WHAT THIS TASK INVOLVES: Only the pictures are left out: repeat the rest of the entries exactly.

[Items from a dataset]
▼
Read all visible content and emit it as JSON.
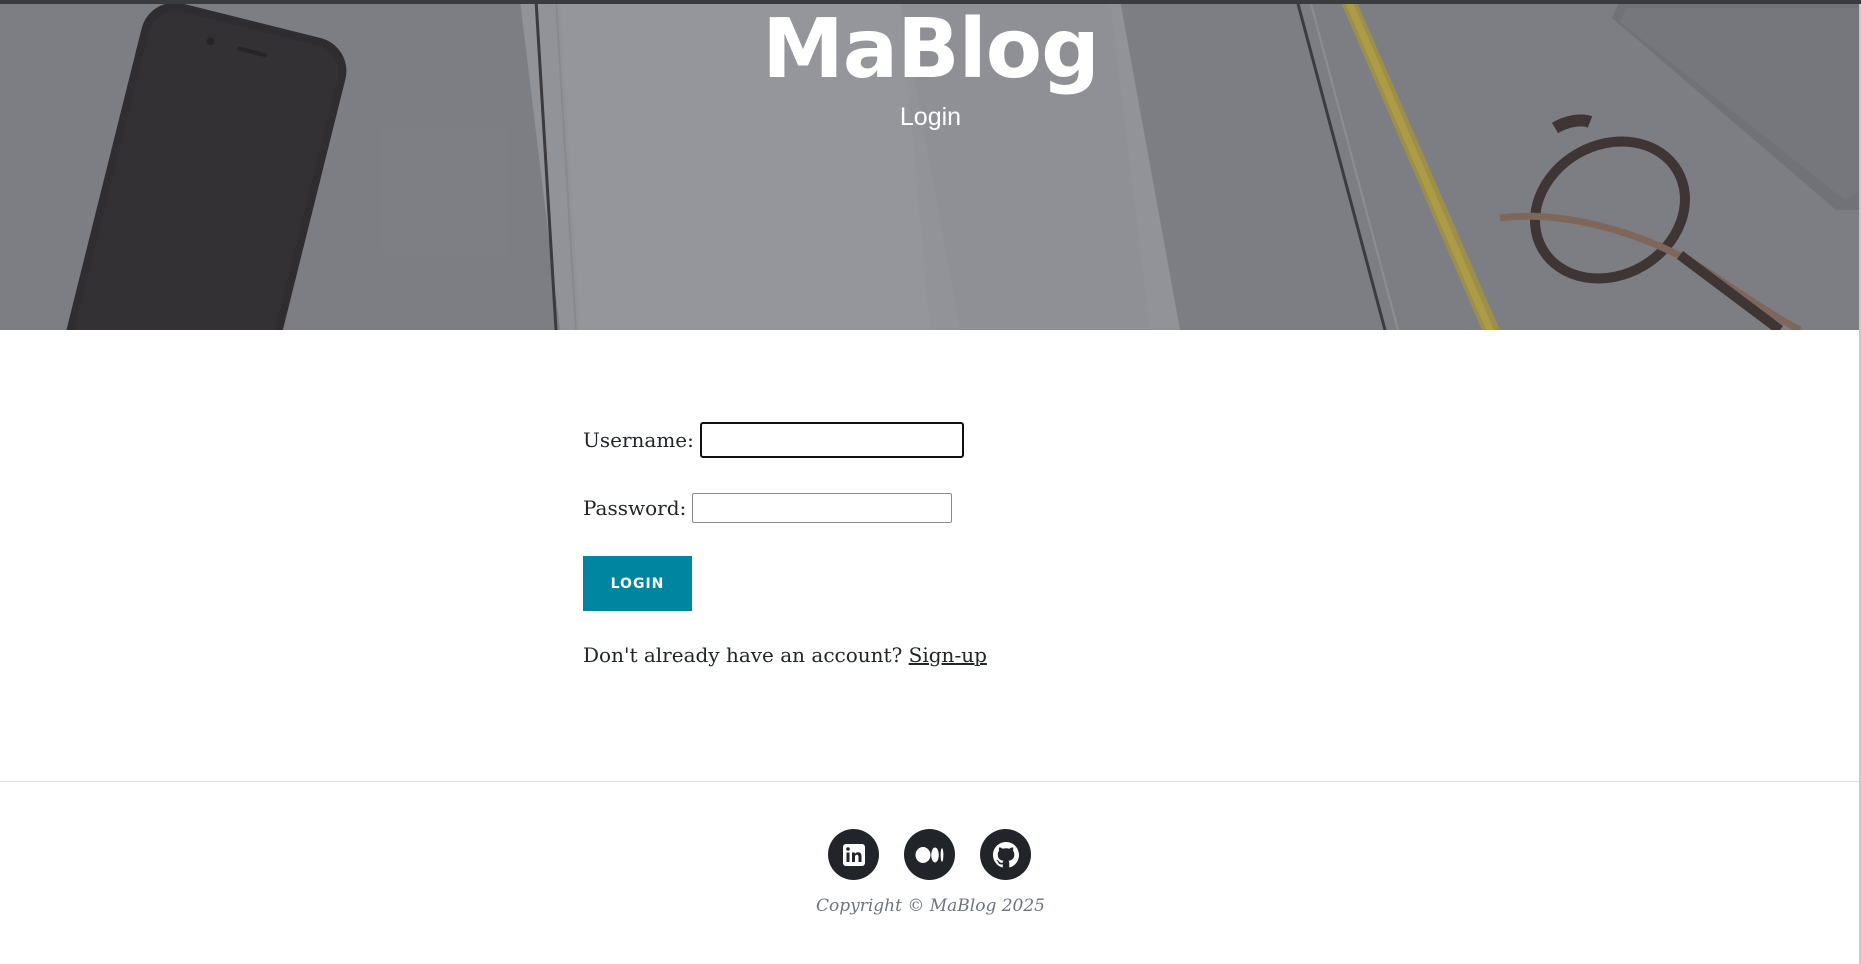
{
  "header": {
    "site_title": "MaBlog",
    "subtitle": "Login"
  },
  "login_form": {
    "username_label": "Username:",
    "username_value": "",
    "password_label": "Password:",
    "password_value": "",
    "submit_label": "Login",
    "signup_prompt": "Don't already have an account?",
    "signup_link": "Sign-up"
  },
  "footer": {
    "social_icons": [
      "linkedin-icon",
      "medium-icon",
      "github-icon"
    ],
    "copyright": "Copyright © MaBlog 2025"
  },
  "colors": {
    "accent": "#0085a1",
    "text": "#212529",
    "muted": "#6c757d"
  }
}
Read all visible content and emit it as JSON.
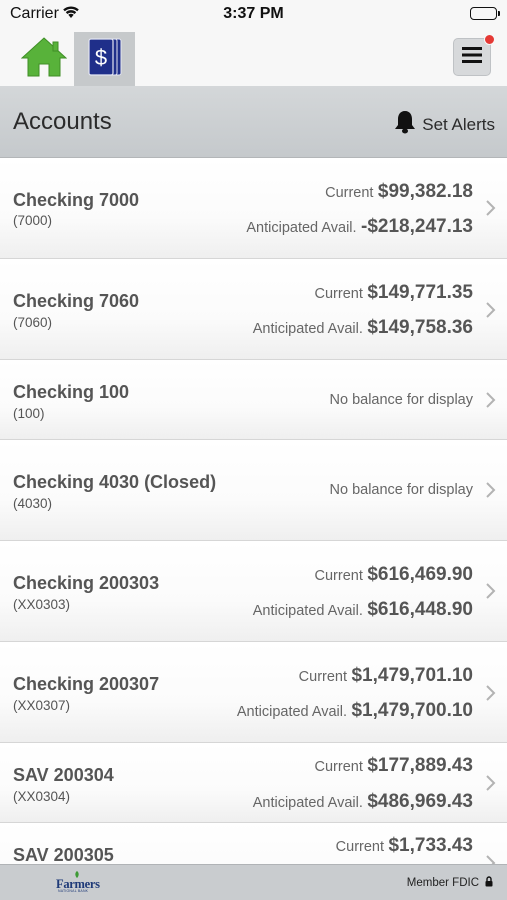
{
  "status_bar": {
    "carrier": "Carrier",
    "time": "3:37 PM"
  },
  "tabs": [
    {
      "icon": "home-icon",
      "selected": false
    },
    {
      "icon": "accounts-dollar-icon",
      "selected": true
    }
  ],
  "menu": {
    "icon": "hamburger-menu-icon",
    "has_notification": true,
    "notification_color": "#e53935"
  },
  "header": {
    "title": "Accounts",
    "alerts_label": "Set Alerts",
    "alerts_icon": "bell-icon"
  },
  "accounts": [
    {
      "name": "Checking 7000",
      "number": "(7000)",
      "current_label": "Current",
      "current": "$99,382.18",
      "anticipated_label": "Anticipated Avail.",
      "anticipated": "-$218,247.13"
    },
    {
      "name": "Checking 7060",
      "number": "(7060)",
      "current_label": "Current",
      "current": "$149,771.35",
      "anticipated_label": "Anticipated Avail.",
      "anticipated": "$149,758.36"
    },
    {
      "name": "Checking 100",
      "number": "(100)",
      "no_balance": "No balance for display"
    },
    {
      "name": "Checking 4030 (Closed)",
      "number": "(4030)",
      "no_balance": "No balance for display"
    },
    {
      "name": "Checking 200303",
      "number": "(XX0303)",
      "current_label": "Current",
      "current": "$616,469.90",
      "anticipated_label": "Anticipated Avail.",
      "anticipated": "$616,448.90"
    },
    {
      "name": "Checking 200307",
      "number": "(XX0307)",
      "current_label": "Current",
      "current": "$1,479,701.10",
      "anticipated_label": "Anticipated Avail.",
      "anticipated": "$1,479,700.10"
    },
    {
      "name": "SAV 200304",
      "number": "(XX0304)",
      "current_label": "Current",
      "current": "$177,889.43",
      "anticipated_label": "Anticipated Avail.",
      "anticipated": "$486,969.43"
    },
    {
      "name": "SAV 200305",
      "number": "",
      "current_label": "Current",
      "current": "$1,733.43"
    }
  ],
  "footer": {
    "logo_text": "Farmers",
    "logo_sub": "NATIONAL BANK",
    "fdic_label": "Member FDIC",
    "fdic_icon": "lock-icon"
  },
  "colors": {
    "brand_navy": "#1f2f8a",
    "home_green": "#58b23a",
    "header_gray": "#c9ccce"
  }
}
▲
SOLUTION TO THE EXERCISE:
Read all visible content and emit it as JSON.
{
  "header": {
    "site_title": "MaBlog",
    "subtitle": "Login"
  },
  "login_form": {
    "username_label": "Username:",
    "username_value": "",
    "password_label": "Password:",
    "password_value": "",
    "submit_label": "Login",
    "signup_prompt": "Don't already have an account?",
    "signup_link": "Sign-up"
  },
  "footer": {
    "social_icons": [
      "linkedin-icon",
      "medium-icon",
      "github-icon"
    ],
    "copyright": "Copyright © MaBlog 2025"
  },
  "colors": {
    "accent": "#0085a1",
    "text": "#212529",
    "muted": "#6c757d"
  }
}
Read all visible content and emit it as JSON.
{
  "status_bar": {
    "carrier": "Carrier",
    "time": "3:37 PM"
  },
  "tabs": [
    {
      "icon": "home-icon",
      "selected": false
    },
    {
      "icon": "accounts-dollar-icon",
      "selected": true
    }
  ],
  "menu": {
    "icon": "hamburger-menu-icon",
    "has_notification": true,
    "notification_color": "#e53935"
  },
  "header": {
    "title": "Accounts",
    "alerts_label": "Set Alerts",
    "alerts_icon": "bell-icon"
  },
  "accounts": [
    {
      "name": "Checking 7000",
      "number": "(7000)",
      "current_label": "Current",
      "current": "$99,382.18",
      "anticipated_label": "Anticipated Avail.",
      "anticipated": "-$218,247.13"
    },
    {
      "name": "Checking 7060",
      "number": "(7060)",
      "current_label": "Current",
      "current": "$149,771.35",
      "anticipated_label": "Anticipated Avail.",
      "anticipated": "$149,758.36"
    },
    {
      "name": "Checking 100",
      "number": "(100)",
      "no_balance": "No balance for display"
    },
    {
      "name": "Checking 4030 (Closed)",
      "number": "(4030)",
      "no_balance": "No balance for display"
    },
    {
      "name": "Checking 200303",
      "number": "(XX0303)",
      "current_label": "Current",
      "current": "$616,469.90",
      "anticipated_label": "Anticipated Avail.",
      "anticipated": "$616,448.90"
    },
    {
      "name": "Checking 200307",
      "number": "(XX0307)",
      "current_label": "Current",
      "current": "$1,479,701.10",
      "anticipated_label": "Anticipated Avail.",
      "anticipated": "$1,479,700.10"
    },
    {
      "name": "SAV 200304",
      "number": "(XX0304)",
      "current_label": "Current",
      "current": "$177,889.43",
      "anticipated_label": "Anticipated Avail.",
      "anticipated": "$486,969.43"
    },
    {
      "name": "SAV 200305",
      "number": "",
      "current_label": "Current",
      "current": "$1,733.43"
    }
  ],
  "footer": {
    "logo_text": "Farmers",
    "logo_sub": "NATIONAL BANK",
    "fdic_label": "Member FDIC",
    "fdic_icon": "lock-icon"
  },
  "colors": {
    "brand_navy": "#1f2f8a",
    "home_green": "#58b23a",
    "header_gray": "#c9ccce"
  }
}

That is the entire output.